Problem details = Could you rewrite the material from its first line through the line containing "1072, 748, 1132]", renaming "list-item" to "bullet-item" and leaving everything else unchanged?

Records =
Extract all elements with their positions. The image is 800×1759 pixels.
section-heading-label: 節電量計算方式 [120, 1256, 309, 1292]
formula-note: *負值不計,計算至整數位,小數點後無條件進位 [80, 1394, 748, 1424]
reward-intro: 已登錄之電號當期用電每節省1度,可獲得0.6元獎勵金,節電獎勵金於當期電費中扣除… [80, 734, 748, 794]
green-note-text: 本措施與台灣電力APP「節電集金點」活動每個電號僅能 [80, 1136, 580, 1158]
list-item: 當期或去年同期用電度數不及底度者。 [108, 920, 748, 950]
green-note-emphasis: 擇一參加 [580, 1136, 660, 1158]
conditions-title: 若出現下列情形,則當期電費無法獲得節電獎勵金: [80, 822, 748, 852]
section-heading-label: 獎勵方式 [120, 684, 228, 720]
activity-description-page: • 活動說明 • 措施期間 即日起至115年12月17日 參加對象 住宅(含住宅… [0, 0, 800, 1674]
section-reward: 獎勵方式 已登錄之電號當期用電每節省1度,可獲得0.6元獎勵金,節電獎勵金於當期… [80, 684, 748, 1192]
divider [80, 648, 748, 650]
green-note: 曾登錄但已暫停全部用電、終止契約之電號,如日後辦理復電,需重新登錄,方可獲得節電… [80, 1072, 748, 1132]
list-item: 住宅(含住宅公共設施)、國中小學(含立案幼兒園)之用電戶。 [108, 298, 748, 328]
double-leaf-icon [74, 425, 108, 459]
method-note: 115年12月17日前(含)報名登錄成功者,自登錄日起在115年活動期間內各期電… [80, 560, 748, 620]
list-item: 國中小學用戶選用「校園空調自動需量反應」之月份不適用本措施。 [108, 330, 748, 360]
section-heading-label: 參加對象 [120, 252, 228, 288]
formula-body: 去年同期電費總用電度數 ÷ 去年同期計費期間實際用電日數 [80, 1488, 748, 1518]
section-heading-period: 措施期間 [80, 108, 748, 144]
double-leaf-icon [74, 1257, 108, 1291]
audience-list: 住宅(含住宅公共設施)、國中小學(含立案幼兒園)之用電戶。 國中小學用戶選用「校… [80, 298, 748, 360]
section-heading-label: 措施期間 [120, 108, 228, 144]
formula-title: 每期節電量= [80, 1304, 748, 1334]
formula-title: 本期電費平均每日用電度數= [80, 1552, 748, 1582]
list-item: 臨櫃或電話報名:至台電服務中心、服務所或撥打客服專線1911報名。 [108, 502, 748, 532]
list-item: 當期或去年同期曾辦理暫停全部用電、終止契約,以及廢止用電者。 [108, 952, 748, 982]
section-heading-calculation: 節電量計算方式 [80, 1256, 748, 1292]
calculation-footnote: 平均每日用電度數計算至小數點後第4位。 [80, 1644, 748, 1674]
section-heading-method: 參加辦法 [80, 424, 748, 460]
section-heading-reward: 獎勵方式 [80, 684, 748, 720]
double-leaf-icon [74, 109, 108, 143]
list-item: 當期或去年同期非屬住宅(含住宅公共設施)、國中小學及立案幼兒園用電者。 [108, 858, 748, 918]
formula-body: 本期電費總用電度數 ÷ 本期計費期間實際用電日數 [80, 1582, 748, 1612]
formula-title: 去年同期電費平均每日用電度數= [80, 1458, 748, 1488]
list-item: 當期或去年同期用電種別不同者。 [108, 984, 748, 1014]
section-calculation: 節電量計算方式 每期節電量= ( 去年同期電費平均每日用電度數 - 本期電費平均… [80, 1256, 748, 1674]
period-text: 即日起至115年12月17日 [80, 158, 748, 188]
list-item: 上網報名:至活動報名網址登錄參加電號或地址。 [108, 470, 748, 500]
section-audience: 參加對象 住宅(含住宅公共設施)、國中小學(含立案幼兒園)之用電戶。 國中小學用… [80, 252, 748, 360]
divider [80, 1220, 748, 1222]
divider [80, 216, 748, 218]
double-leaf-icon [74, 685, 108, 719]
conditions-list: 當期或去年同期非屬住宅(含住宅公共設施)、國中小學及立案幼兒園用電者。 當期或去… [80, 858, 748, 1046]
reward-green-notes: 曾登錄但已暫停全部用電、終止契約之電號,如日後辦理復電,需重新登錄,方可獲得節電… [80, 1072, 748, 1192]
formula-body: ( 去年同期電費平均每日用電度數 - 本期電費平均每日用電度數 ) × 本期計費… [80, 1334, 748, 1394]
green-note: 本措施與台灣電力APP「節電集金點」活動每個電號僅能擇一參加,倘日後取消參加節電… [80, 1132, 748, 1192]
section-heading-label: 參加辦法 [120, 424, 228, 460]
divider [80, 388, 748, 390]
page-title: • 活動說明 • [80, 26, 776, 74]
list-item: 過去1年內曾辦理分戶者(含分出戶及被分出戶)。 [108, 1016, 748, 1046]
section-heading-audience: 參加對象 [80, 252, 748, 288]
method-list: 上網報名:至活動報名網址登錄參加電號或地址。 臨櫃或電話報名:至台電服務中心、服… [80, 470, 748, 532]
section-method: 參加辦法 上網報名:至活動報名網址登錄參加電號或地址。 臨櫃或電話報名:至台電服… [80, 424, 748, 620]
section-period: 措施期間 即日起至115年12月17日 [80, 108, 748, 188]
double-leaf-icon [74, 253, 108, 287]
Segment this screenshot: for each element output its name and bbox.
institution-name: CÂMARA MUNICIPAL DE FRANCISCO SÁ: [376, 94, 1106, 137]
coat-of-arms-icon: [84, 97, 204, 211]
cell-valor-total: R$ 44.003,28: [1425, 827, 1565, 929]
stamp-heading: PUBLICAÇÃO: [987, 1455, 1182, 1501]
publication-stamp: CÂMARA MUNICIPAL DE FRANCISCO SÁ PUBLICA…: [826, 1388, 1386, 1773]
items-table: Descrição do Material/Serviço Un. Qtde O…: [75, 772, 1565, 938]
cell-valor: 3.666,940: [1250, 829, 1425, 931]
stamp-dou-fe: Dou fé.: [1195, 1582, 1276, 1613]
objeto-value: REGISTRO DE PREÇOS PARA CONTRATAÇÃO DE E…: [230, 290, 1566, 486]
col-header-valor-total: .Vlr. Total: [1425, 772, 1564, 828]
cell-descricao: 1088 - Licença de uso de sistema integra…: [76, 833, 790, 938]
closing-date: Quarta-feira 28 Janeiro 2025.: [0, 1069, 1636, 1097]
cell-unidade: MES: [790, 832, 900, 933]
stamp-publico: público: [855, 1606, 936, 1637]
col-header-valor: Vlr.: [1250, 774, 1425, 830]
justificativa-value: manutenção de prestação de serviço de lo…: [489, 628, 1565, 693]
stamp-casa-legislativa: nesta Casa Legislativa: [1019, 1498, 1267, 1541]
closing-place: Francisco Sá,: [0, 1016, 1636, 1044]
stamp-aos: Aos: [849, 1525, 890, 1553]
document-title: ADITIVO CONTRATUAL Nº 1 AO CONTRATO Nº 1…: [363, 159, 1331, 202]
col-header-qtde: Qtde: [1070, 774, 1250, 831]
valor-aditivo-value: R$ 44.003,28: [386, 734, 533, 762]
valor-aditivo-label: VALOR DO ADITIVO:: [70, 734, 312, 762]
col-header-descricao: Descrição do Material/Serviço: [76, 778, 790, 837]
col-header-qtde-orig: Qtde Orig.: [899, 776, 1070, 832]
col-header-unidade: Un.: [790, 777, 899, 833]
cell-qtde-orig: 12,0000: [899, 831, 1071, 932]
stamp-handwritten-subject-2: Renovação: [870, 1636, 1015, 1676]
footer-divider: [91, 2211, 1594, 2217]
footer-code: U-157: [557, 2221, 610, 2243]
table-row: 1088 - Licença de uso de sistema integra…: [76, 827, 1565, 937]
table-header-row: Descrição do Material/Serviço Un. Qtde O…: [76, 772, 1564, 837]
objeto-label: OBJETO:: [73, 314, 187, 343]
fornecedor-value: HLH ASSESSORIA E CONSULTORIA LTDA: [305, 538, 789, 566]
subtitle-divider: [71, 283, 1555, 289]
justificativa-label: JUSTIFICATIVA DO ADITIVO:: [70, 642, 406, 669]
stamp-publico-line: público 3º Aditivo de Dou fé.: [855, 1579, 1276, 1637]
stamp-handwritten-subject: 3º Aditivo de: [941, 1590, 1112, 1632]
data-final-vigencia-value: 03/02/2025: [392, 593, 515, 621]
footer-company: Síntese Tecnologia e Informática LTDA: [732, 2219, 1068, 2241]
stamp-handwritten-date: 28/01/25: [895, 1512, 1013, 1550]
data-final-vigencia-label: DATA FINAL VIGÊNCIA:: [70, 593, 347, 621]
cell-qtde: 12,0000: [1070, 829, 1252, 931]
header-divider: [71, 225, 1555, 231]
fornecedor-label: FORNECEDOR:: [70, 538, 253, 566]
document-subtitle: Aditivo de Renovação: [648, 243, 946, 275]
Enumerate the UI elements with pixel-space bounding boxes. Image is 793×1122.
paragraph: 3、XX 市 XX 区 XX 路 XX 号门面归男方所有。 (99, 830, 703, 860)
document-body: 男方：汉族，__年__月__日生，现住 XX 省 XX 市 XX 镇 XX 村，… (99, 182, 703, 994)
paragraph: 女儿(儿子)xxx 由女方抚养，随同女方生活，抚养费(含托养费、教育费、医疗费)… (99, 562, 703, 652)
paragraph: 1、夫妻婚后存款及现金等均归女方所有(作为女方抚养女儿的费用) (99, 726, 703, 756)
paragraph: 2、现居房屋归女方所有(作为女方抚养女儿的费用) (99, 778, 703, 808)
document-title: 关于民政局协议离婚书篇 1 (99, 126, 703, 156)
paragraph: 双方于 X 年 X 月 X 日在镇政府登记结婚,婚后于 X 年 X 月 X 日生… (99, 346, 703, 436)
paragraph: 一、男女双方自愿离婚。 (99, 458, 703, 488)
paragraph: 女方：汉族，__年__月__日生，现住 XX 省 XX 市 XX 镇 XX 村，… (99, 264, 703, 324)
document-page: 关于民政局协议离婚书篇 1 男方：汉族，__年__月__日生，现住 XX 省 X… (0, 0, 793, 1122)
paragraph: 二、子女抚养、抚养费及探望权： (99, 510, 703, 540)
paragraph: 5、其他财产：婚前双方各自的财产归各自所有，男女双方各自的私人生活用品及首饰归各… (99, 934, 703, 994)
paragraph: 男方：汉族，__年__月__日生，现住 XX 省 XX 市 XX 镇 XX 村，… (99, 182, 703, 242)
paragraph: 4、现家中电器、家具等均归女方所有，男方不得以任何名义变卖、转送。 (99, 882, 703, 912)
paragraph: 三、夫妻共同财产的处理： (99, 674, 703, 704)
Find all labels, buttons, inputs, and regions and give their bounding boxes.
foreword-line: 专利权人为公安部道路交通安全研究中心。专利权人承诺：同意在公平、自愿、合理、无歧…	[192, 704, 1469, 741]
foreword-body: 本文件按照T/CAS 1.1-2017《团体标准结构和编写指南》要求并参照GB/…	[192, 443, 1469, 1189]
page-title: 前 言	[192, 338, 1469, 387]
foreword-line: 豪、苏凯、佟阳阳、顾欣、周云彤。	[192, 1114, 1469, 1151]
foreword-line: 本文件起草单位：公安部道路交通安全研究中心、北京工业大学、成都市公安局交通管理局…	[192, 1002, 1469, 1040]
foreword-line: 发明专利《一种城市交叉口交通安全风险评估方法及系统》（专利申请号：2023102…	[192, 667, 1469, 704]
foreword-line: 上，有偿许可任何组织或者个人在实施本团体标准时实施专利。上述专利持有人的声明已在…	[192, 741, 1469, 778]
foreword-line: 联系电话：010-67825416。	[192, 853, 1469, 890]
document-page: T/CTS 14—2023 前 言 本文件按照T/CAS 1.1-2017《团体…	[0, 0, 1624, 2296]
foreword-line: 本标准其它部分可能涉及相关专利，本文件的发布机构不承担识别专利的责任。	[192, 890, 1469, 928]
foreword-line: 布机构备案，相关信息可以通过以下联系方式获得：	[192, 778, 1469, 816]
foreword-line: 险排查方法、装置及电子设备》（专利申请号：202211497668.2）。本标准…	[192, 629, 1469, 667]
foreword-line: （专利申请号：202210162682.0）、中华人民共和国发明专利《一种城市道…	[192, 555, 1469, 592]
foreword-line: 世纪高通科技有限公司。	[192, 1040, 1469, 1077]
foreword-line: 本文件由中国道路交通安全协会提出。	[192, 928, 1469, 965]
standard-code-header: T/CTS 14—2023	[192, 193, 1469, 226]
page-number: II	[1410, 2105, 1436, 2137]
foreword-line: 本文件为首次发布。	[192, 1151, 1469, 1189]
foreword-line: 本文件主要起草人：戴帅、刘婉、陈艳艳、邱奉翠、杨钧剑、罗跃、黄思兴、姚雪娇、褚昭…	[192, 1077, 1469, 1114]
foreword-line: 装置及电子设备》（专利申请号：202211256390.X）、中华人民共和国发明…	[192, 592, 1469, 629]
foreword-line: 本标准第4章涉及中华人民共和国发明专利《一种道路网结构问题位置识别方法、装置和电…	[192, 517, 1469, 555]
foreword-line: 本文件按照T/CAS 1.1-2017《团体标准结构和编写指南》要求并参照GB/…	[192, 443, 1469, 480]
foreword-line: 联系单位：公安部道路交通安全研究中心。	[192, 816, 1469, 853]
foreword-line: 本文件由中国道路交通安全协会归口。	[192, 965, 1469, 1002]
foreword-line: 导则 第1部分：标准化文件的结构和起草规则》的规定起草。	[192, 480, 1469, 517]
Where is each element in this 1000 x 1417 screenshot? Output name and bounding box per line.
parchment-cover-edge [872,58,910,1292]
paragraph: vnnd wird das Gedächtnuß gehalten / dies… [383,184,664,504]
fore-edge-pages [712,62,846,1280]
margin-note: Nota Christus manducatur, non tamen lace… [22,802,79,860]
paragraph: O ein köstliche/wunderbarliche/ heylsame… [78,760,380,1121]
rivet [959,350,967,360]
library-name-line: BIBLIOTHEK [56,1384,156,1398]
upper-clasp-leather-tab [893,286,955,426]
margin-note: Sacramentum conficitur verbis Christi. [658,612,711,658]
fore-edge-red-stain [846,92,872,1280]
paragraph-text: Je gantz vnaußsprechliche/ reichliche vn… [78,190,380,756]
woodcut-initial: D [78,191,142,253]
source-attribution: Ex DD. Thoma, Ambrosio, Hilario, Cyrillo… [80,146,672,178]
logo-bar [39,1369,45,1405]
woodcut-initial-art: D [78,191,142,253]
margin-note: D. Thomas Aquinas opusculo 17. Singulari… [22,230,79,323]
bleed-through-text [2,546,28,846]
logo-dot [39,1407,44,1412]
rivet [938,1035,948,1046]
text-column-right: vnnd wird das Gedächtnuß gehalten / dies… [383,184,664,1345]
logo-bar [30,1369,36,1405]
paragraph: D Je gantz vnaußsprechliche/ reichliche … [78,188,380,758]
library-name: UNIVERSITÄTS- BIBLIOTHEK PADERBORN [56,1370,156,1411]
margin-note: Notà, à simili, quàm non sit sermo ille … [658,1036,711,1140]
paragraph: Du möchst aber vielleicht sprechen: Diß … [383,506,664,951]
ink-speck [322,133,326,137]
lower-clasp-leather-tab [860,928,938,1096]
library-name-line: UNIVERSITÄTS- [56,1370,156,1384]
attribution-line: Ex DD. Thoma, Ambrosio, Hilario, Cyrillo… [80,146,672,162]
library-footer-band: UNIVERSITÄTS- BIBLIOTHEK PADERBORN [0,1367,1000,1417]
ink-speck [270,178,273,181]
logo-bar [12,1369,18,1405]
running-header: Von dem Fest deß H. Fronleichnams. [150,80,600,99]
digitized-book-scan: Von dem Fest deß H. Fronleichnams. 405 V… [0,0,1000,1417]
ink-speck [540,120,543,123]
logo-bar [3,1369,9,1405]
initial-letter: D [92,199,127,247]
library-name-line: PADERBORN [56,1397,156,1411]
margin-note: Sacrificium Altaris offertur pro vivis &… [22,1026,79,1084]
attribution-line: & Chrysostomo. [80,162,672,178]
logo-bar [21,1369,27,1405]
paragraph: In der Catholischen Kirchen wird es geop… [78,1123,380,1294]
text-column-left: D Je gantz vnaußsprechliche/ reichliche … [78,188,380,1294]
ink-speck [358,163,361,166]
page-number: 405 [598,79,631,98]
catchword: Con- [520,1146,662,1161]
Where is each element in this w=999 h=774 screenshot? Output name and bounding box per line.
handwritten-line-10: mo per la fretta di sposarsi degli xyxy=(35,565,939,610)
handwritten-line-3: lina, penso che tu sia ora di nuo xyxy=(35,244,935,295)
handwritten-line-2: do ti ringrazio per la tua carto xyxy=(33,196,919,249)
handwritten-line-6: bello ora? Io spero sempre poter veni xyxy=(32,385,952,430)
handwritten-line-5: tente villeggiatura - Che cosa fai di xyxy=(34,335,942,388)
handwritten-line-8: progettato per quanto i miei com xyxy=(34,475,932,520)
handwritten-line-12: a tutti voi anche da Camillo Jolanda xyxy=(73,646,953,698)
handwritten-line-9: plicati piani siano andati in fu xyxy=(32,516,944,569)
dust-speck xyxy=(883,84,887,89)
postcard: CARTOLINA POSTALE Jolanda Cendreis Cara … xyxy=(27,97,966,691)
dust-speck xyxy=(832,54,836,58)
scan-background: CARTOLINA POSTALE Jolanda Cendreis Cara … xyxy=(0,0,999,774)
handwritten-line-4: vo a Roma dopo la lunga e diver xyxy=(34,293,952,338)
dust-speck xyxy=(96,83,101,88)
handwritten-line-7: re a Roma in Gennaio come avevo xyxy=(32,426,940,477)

Solution below =
Extract all elements with their positions. The image is 800×1759 pixels.
section-heading-label: 節電量計算方式 [120, 1256, 309, 1292]
formula-note: *負值不計,計算至整數位,小數點後無條件進位 [80, 1394, 748, 1424]
reward-intro: 已登錄之電號當期用電每節省1度,可獲得0.6元獎勵金,節電獎勵金於當期電費中扣除… [80, 734, 748, 794]
green-note-text: 本措施與台灣電力APP「節電集金點」活動每個電號僅能 [80, 1136, 580, 1158]
bullet-item: 當期或去年同期用電度數不及底度者。 [108, 920, 748, 950]
green-note-emphasis: 擇一參加 [580, 1136, 660, 1158]
conditions-title: 若出現下列情形,則當期電費無法獲得節電獎勵金: [80, 822, 748, 852]
section-heading-label: 獎勵方式 [120, 684, 228, 720]
activity-description-page: • 活動說明 • 措施期間 即日起至115年12月17日 參加對象 住宅(含住宅… [0, 0, 800, 1674]
section-reward: 獎勵方式 已登錄之電號當期用電每節省1度,可獲得0.6元獎勵金,節電獎勵金於當期… [80, 684, 748, 1192]
divider [80, 648, 748, 650]
green-note: 曾登錄但已暫停全部用電、終止契約之電號,如日後辦理復電,需重新登錄,方可獲得節電… [80, 1072, 748, 1132]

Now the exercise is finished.